# TASK STATEMENT
Scan the lines below for the string "mellan" and copy every one that has it.
## START
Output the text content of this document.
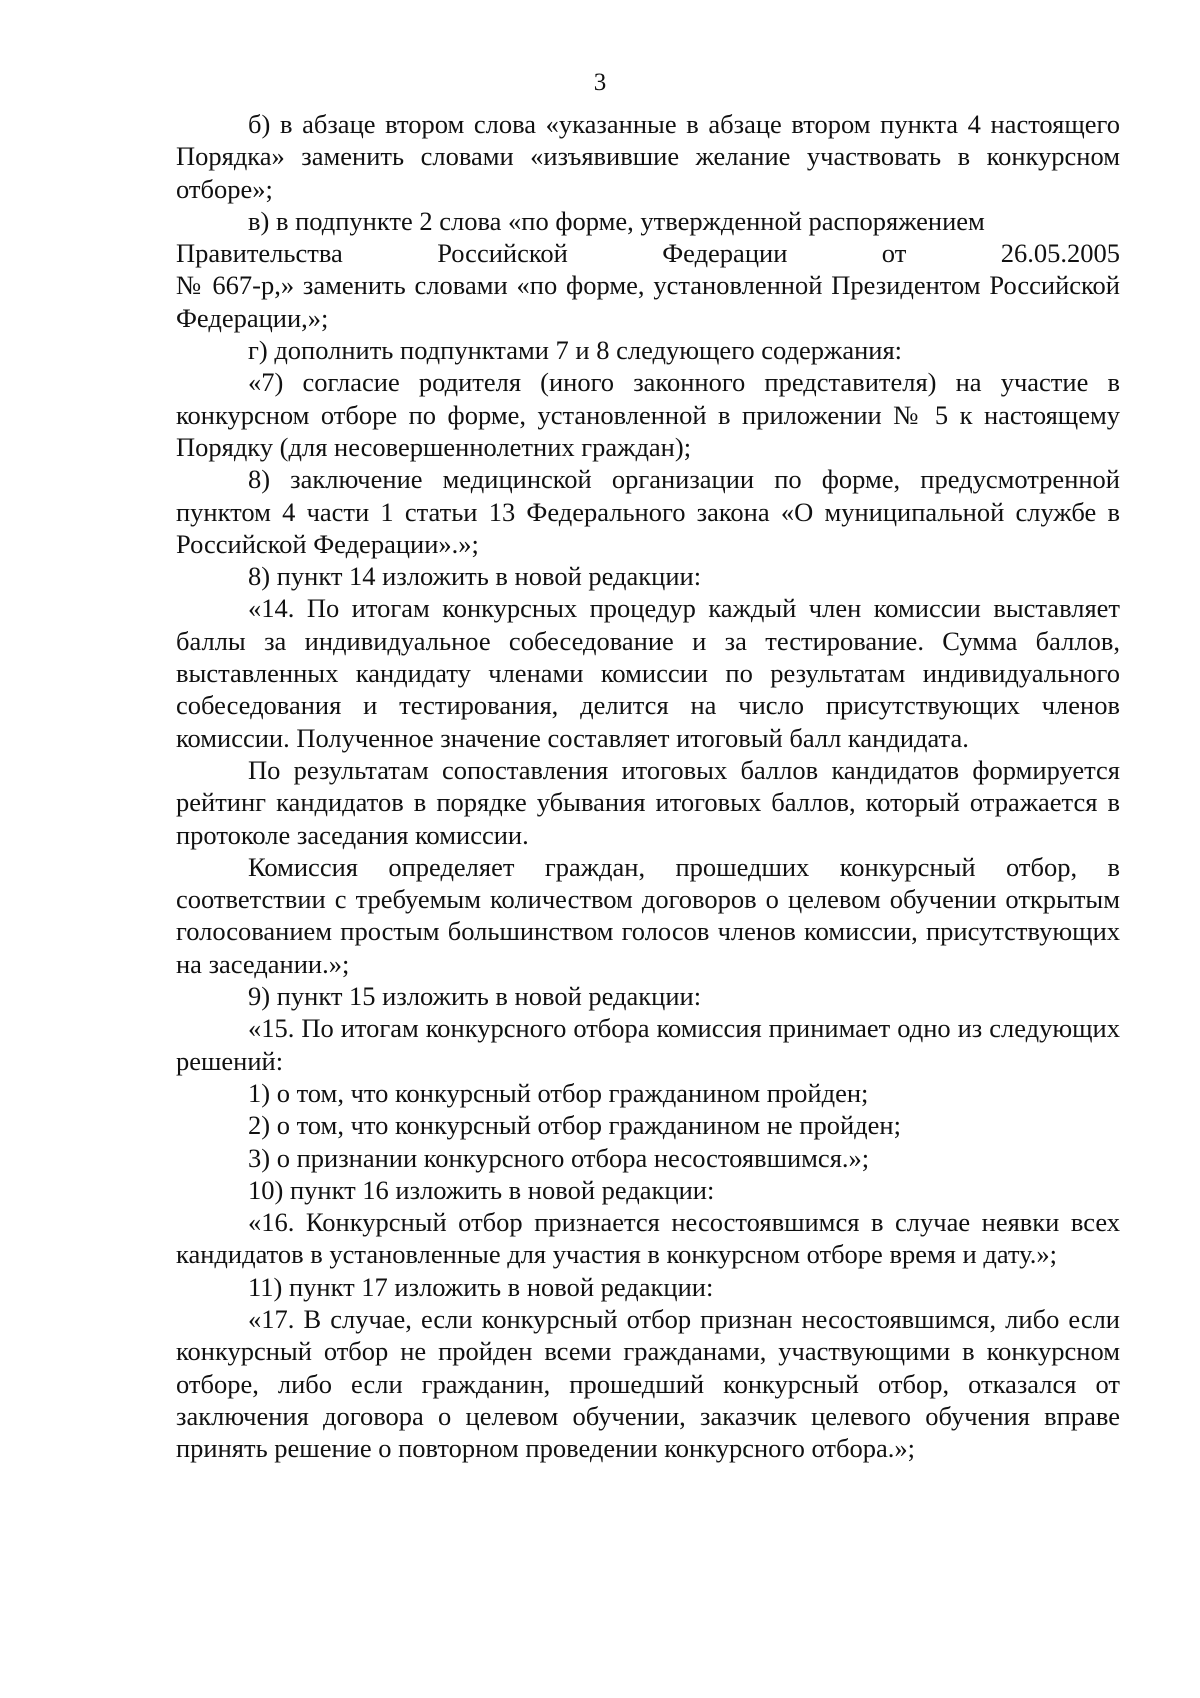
3

б) в абзаце втором слова «указанные в абзаце втором пункта 4 настоящего Порядка» заменить словами «изъявившие желание участвовать в конкурсном отборе»;

в) в подпункте 2 слова «по форме, утвержденной распоряжением

Правительства	Российской	Федерации	от	26.05.2005

№ 667-р,» заменить словами «по форме, установленной Президентом Российской Федерации,»;

г) дополнить подпунктами 7 и 8 следующего содержания:

«7) согласие родителя (иного законного представителя) на участие в конкурсном отборе по форме, установленной в приложении № 5 к настоящему Порядку (для несовершеннолетних граждан);

8) заключение медицинской организации по форме, предусмотренной пунктом 4 части 1 статьи 13 Федерального закона «О муниципальной службе в Российской Федерации».»;

8) пункт 14 изложить в новой редакции:

«14. По итогам конкурсных процедур каждый член комиссии выставляет баллы за индивидуальное собеседование и за тестирование. Сумма баллов, выставленных кандидату членами комиссии по результатам индивидуального собеседования и тестирования, делится на число присутствующих членов комиссии. Полученное значение составляет итоговый балл кандидата.

По результатам сопоставления итоговых баллов кандидатов формируется рейтинг кандидатов в порядке убывания итоговых баллов, который отражается в протоколе заседания комиссии.

Комиссия определяет граждан, прошедших конкурсный отбор, в соответствии с требуемым количеством договоров о целевом обучении открытым голосованием простым большинством голосов членов комиссии, присутствующих на заседании.»;

9) пункт 15 изложить в новой редакции:

«15. По итогам конкурсного отбора комиссия принимает одно из следующих решений:

1) о том, что конкурсный отбор гражданином пройден;

2) о том, что конкурсный отбор гражданином не пройден;

3) о признании конкурсного отбора несостоявшимся.»;

10) пункт 16 изложить в новой редакции:

«16. Конкурсный отбор признается несостоявшимся в случае неявки всех кандидатов в установленные для участия в конкурсном отборе время и дату.»;

11) пункт 17 изложить в новой редакции:

«17. В случае, если конкурсный отбор признан несостоявшимся, либо если конкурсный отбор не пройден всеми гражданами, участвующими в конкурсном отборе, либо если гражданин, прошедший конкурсный отбор, отказался от заключения договора о целевом обучении, заказчик целевого обучения вправе принять решение о повторном проведении конкурсного отбора.»;
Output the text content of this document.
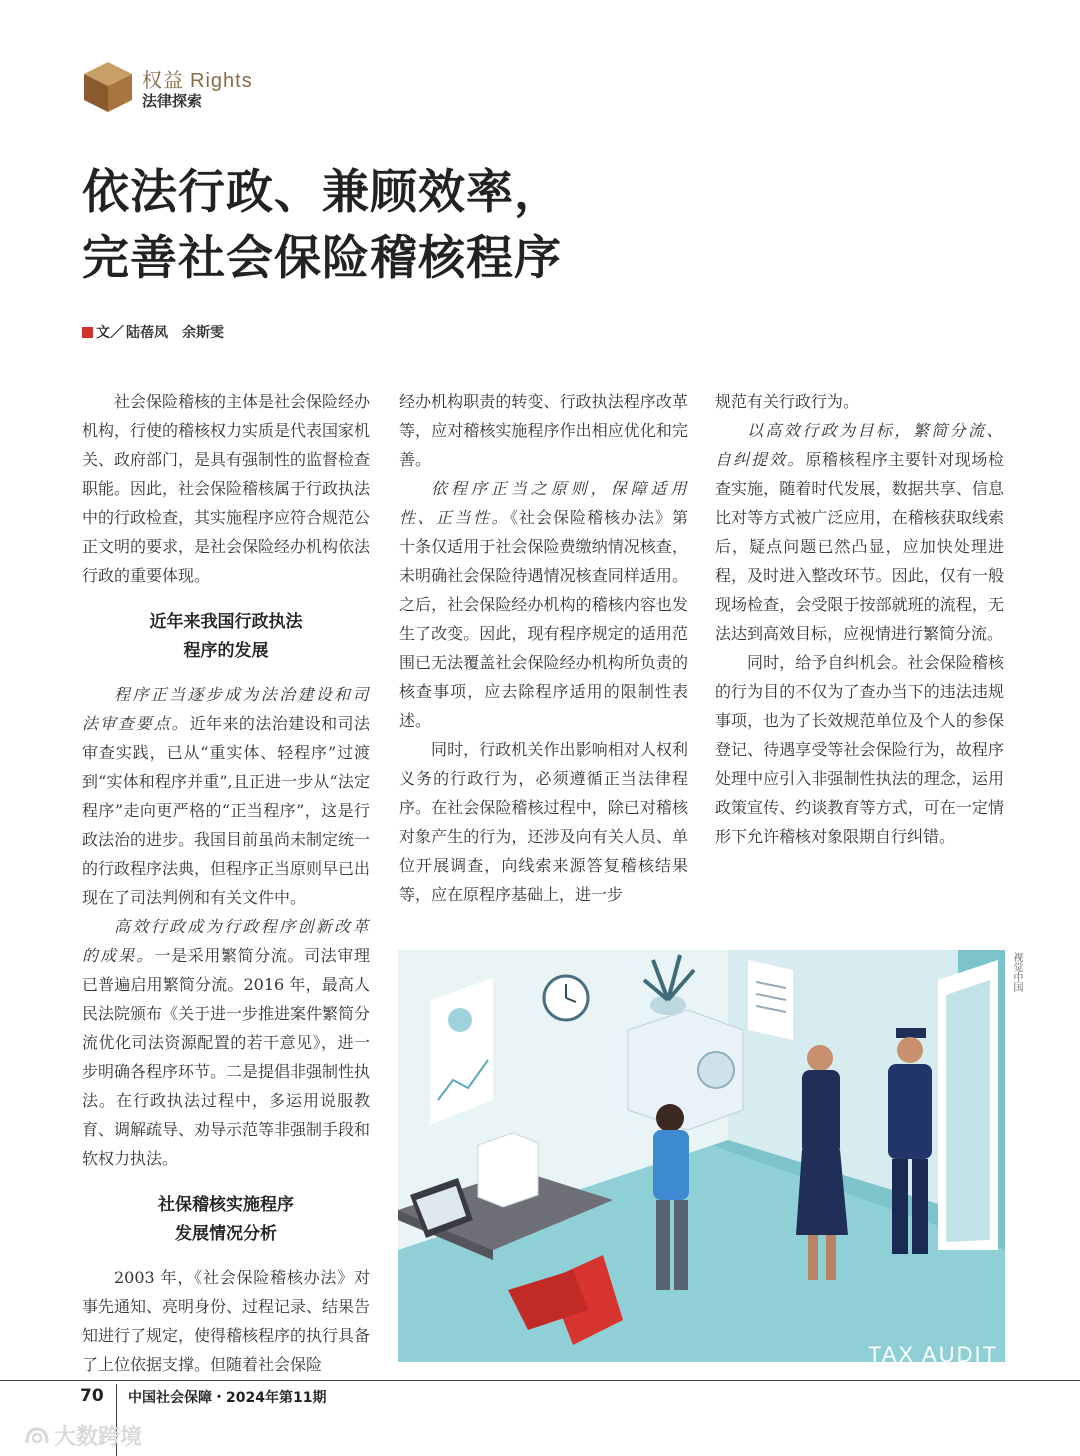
权益 Rights
法律探索
依法行政、兼顾效率，
完善社会保险稽核程序
文／ 陆蓓凤　余斯雯

社会保险稽核的主体是社会保险经办机构，行使的稽核权力实质是代表国家机关、政府部门，是具有强制性的监督检查职能。因此，社会保险稽核属于行政执法中的行政检查，其实施程序应符合规范公正文明的要求，是社会保险经办机构依法行政的重要体现。

近年来我国行政执法
程序的发展

程序正当逐步成为法治建设和司法审查要点。近年来的法治建设和司法审查实践，已从“重实体、轻程序”过渡到“实体和程序并重”,且正进一步从“法定程序”走向更严格的“正当程序”，这是行政法治的进步。我国目前虽尚未制定统一的行政程序法典，但程序正当原则早已出现在了司法判例和有关文件中。

高效行政成为行政程序创新改革的成果。一是采用繁简分流。司法审理已普遍启用繁简分流。2016 年，最高人民法院颁布《关于进一步推进案件繁简分流优化司法资源配置的若干意见》，进一步明确各程序环节。二是提倡非强制性执法。在行政执法过程中，多运用说服教育、调解疏导、劝导示范等非强制手段和软权力执法。

社保稽核实施程序
发展情况分析

2003 年，《社会保险稽核办法》对事先通知、亮明身份、过程记录、结果告知进行了规定，使得稽核程序的执行具备了上位依据支撑。但随着社会保险

经办机构职责的转变、行政执法程序改革等，应对稽核实施程序作出相应优化和完善。

依程序正当之原则，保障适用性、正当性。《社会保险稽核办法》第十条仅适用于社会保险费缴纳情况核查，未明确社会保险待遇情况核查同样适用。之后，社会保险经办机构的稽核内容也发生了改变。因此，现有程序规定的适用范围已无法覆盖社会保险经办机构所负责的核查事项，应去除程序适用的限制性表述。

同时，行政机关作出影响相对人权利义务的行政行为，必须遵循正当法律程序。在社会保险稽核过程中，除已对稽核对象产生的行为，还涉及向有关人员、单位开展调查，向线索来源答复稽核结果等，应在原程序基础上，进一步

规范有关行政行为。

以高效行政为目标，繁简分流、自纠提效。原稽核程序主要针对现场检查实施，随着时代发展，数据共享、信息比对等方式被广泛应用，在稽核获取线索后，疑点问题已然凸显，应加快处理进程，及时进入整改环节。因此，仅有一般现场检查，会受限于按部就班的流程，无法达到高效目标，应视情进行繁简分流。

同时，给予自纠机会。社会保险稽核的行为目的不仅为了查办当下的违法违规事项，也为了长效规范单位及个人的参保登记、待遇享受等社会保险行为，故程序处理中应引入非强制性执法的理念，运用政策宣传、约谈教育等方式，可在一定情形下允许稽核对象限期自行纠错。

TAX AUDIT
视觉中国
70 中国社会保障・2024年第11期
大数跨境
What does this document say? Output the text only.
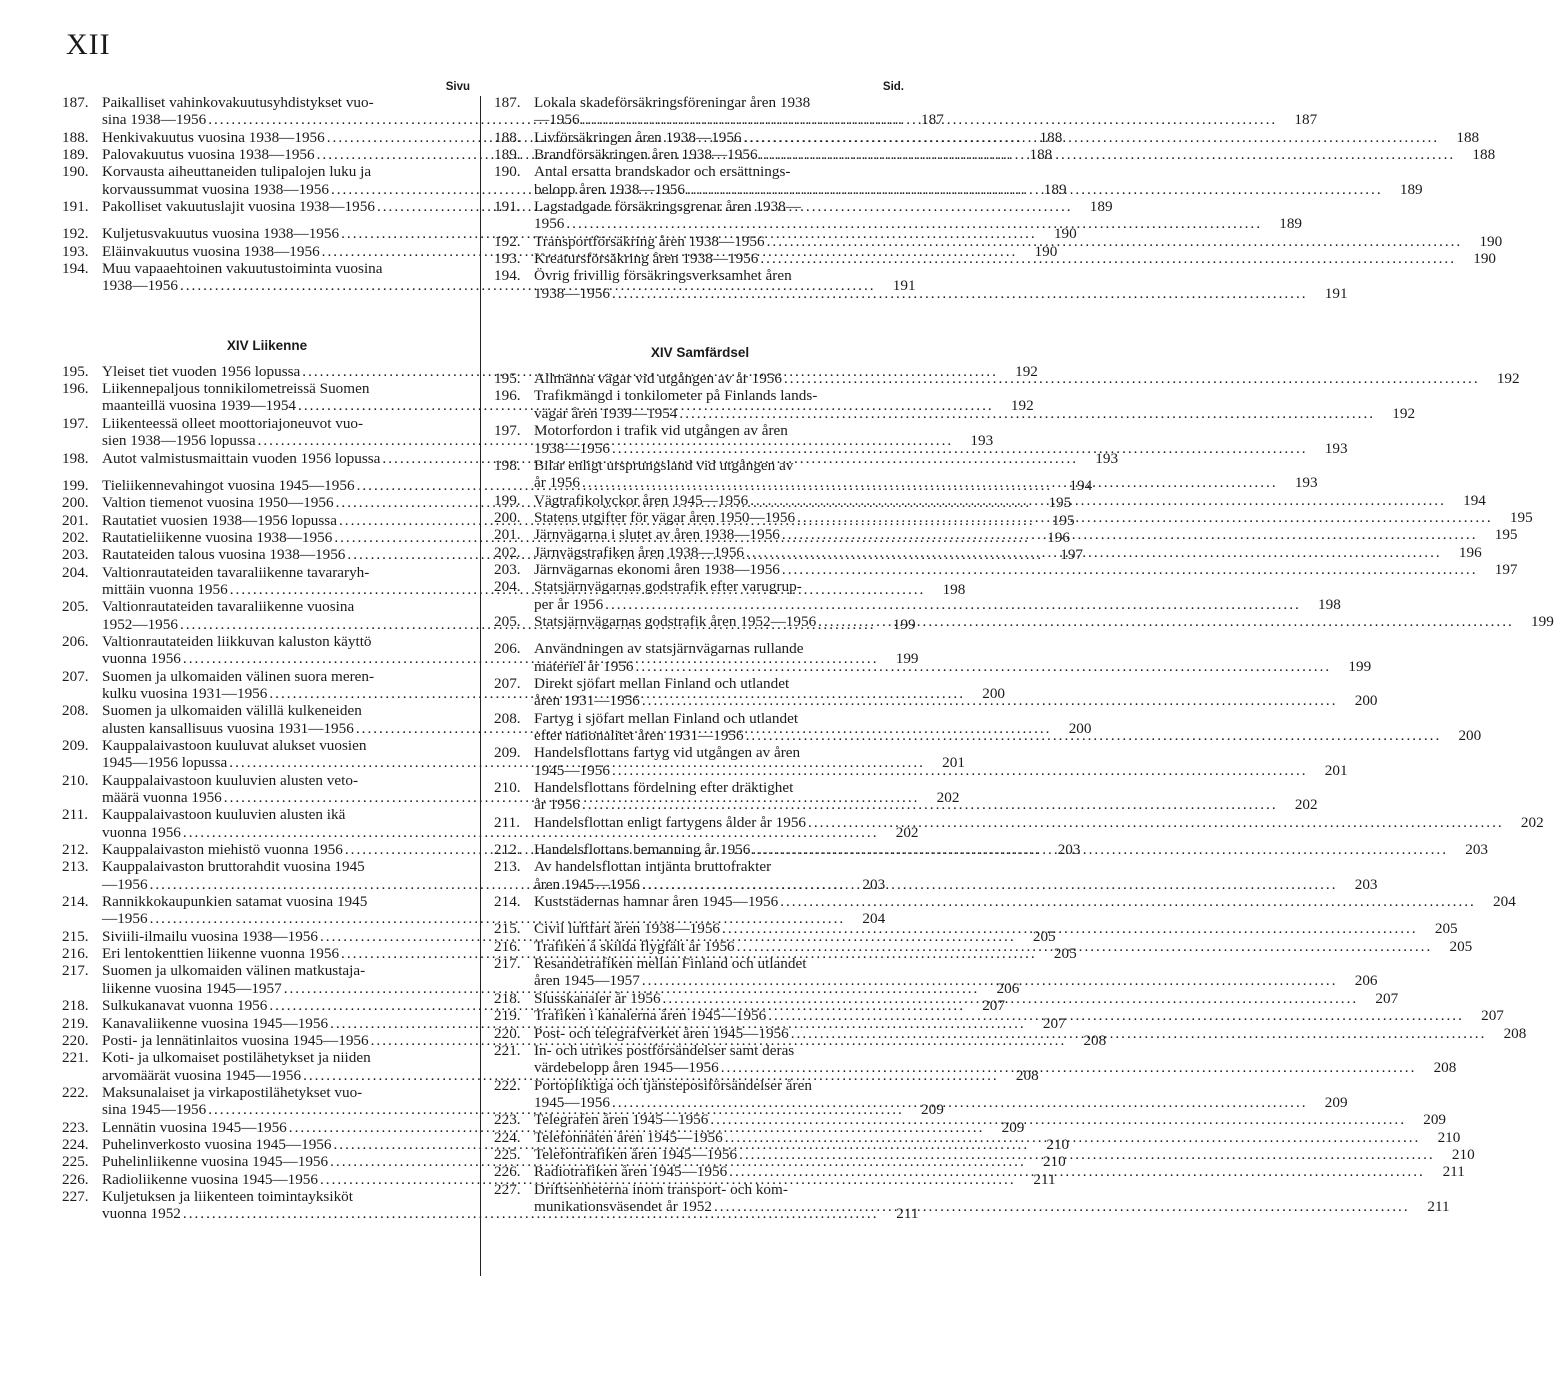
XII
Sivu
187. Paikalliset vahinkovakuutusyhdistykset vuo-
sina 1938—1956 .....	187
188. Henkivakuutus vuosina 1938—1956 .....	188
189. Palovakuutus vuosina 1938—1956 .....	188
190. Korvausta aiheuttaneiden tulipalojen luku ja
korvaussummat vuosina 1938—1956 .....	189
191. Pakolliset vakuutuslajit vuosina 1938—1956 .....	189
192. Kuljetusvakuutus vuosina 1938—1956 .....	190
193. Eläinvakuutus vuosina 1938—1956 .....	190
194. Muu vapaaehtoinen vakuutustoiminta vuosina
1938—1956 .....	191
XIV Liikenne
195. Yleiset tiet vuoden 1956 lopussa .....	192
196. Liikennepaljous tonnikilometreissä Suomen
maanteillä vuosina 1939—1954 .....	192
197. Liikenteessä olleet moottoriajoneuvot vuo-
sien 1938—1956 lopussa .....	193
198. Autot valmistusmaittain vuoden 1956 lopussa .....	193
199. Tieliikennevahingot vuosina 1945—1956 .....	194
200. Valtion tiemenot vuosina 1950—1956 .....	195
201. Rautatiet vuosien 1938—1956 lopussa .....	195
202. Rautatieliikenne vuosina 1938—1956 .....	196
203. Rautateiden talous vuosina 1938—1956 .....	197
204. Valtionrautateiden tavaraliikenne tavararyh-
mittäin vuonna 1956 .....	198
205. Valtionrautateiden tavaraliikenne vuosina
1952—1956 .....	199
206. Valtionrautateiden liikkuvan kaluston käyttö
vuonna 1956 .....	199
207. Suomen ja ulkomaiden välinen suora meren-
kulku vuosina 1931—1956 .....	200
208. Suomen ja ulkomaiden välillä kulkeneiden
alusten kansallisuus vuosina 1931—1956 .....	200
209. Kauppalaivastoon kuuluvat alukset vuosien
1945—1956 lopussa .....	201
210. Kauppalaivastoon kuuluvien alusten veto-
määrä vuonna 1956 .....	202
211. Kauppalaivastoon kuuluvien alusten ikä
vuonna 1956 .....	202
212. Kauppalaivaston miehistö vuonna 1956 .....	203
213. Kauppalaivaston bruttorahdit vuosina 1945
—1956 .....	203
214. Rannikkokaupunkien satamat vuosina 1945
—1956 .....	204
215. Siviili-ilmailu vuosina 1938—1956 .....	205
216. Eri lentokenttien liikenne vuonna 1956 .....	205
217. Suomen ja ulkomaiden välinen matkustaja-
liikenne vuosina 1945—1957 .....	206
218. Sulkukanavat vuonna 1956 .....	207
219. Kanavaliikenne vuosina 1945—1956 .....	207
220. Posti- ja lennätinlaitos vuosina 1945—1956 .....	208
221. Koti- ja ulkomaiset postilähetykset ja niiden
arvomäärät vuosina 1945—1956 .....	208
222. Maksunalaiset ja virkapostilähetykset vuo-
sina 1945—1956 .....	209
223. Lennätin vuosina 1945—1956 .....	209
224. Puhelinverkosto vuosina 1945—1956 .....	210
225. Puhelinliikenne vuosina 1945—1956 .....	210
226. Radioliikenne vuosina 1945—1956 .....	211
227. Kuljetuksen ja liikenteen toimintayksiköt
vuonna 1952 .....	211
Sid.
187. Lokala skadeförsäkringsföreningar åren 1938
—1956 .....	187
188. Livförsäkringen åren 1938—1956 .....	188
189. Brandförsäkringen åren 1938—1956 .....	188
190. Antal ersatta brandskador och ersättnings-
belopp åren 1938—1956 .....	189
191. Lagstadgade försäkringsgrenar åren 1938—
1956 .....	189
192. Transportförsäkring åren 1938—1956 .....	190
193. Kreatursförsäkring åren 1938—1956 .....	190
194. Övrig frivillig försäkringsverksamhet åren
1938—1956 .....	191
XIV Samfärdsel
195. Allmänna vägar vid utgången av år 1956 .....	192
196. Trafikmängd i tonkilometer på Finlands lands-
vägar åren 1939—1954 .....	192
197. Motorfordon i trafik vid utgången av åren
1938—1956 .....	193
198. Bilar enligt ursprungsland vid utgången av
år 1956 .....	193
199. Vägtrafikolyckor åren 1945—1956 .....	194
200. Statens utgifter för vägar åren 1950—1956 .....	195
201. Järnvägarna i slutet av åren 1938—1956 .....	195
202. Järnvägstrafiken åren 1938—1956 .....	196
203. Järnvägarnas ekonomi åren 1938—1956 .....	197
204. Statsjärnvägarnas godstrafik efter varugrup-
per år 1956 .....	198
205. Statsjärnvägarnas godstrafik åren 1952—1956 .....	199
206. Användningen av statsjärnvägarnas rullande
materiel år 1956 .....	199
207. Direkt sjöfart mellan Finland och utlandet
åren 1931—1956 .....	200
208. Fartyg i sjöfart mellan Finland och utlandet
efter nationalitet åren 1931—1956 .....	200
209. Handelsflottans fartyg vid utgången av åren
1945—1956 .....	201
210. Handelsflottans fördelning efter dräktighet
år 1956 .....	202
211. Handelsflottan enligt fartygens ålder år 1956 .....	202
212. Handelsflottans bemanning år 1956 .....	203
213. Av handelsflottan intjänta bruttofrakter
åren 1945—1956 .....	203
214. Kuststädernas hamnar åren 1945—1956 .....	204
215. Civil luftfart åren 1938—1956 .....	205
216. Trafiken å skilda flygfält år 1956 .....	205
217. Resandetrafiken mellan Finland och utlandet
åren 1945—1957 .....	206
218. Slusskanaler år 1956 .....	207
219. Trafiken i kanalerna åren 1945—1956 .....	207
220. Post- och telegrafverket åren 1945—1956 .....	208
221. In- och utrikes postförsändelser samt deras
värdebelopp åren 1945—1956 .....	208
222. Portopliktiga och tjänsteposiförsändelser åren
1945—1956 .....	209
223. Telegrafen åren 1945—1956 .....	209
224. Telefonnäten åren 1945—1956 .....	210
225. Telefontrafiken åren 1945—1956 .....	210
226. Radiotrafiken åren 1945—1956 .....	211
227. Driftsenheterna inom transport- och kom-
munikationsväsendet år 1952 .....	211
## END
# RESPONSE TO THIS TASK
207. Direkt sjöfart mellan Finland och utlandet
208. Fartyg i sjöfart mellan Finland och utlandet
217. Resandetrafiken mellan Finland och utlandet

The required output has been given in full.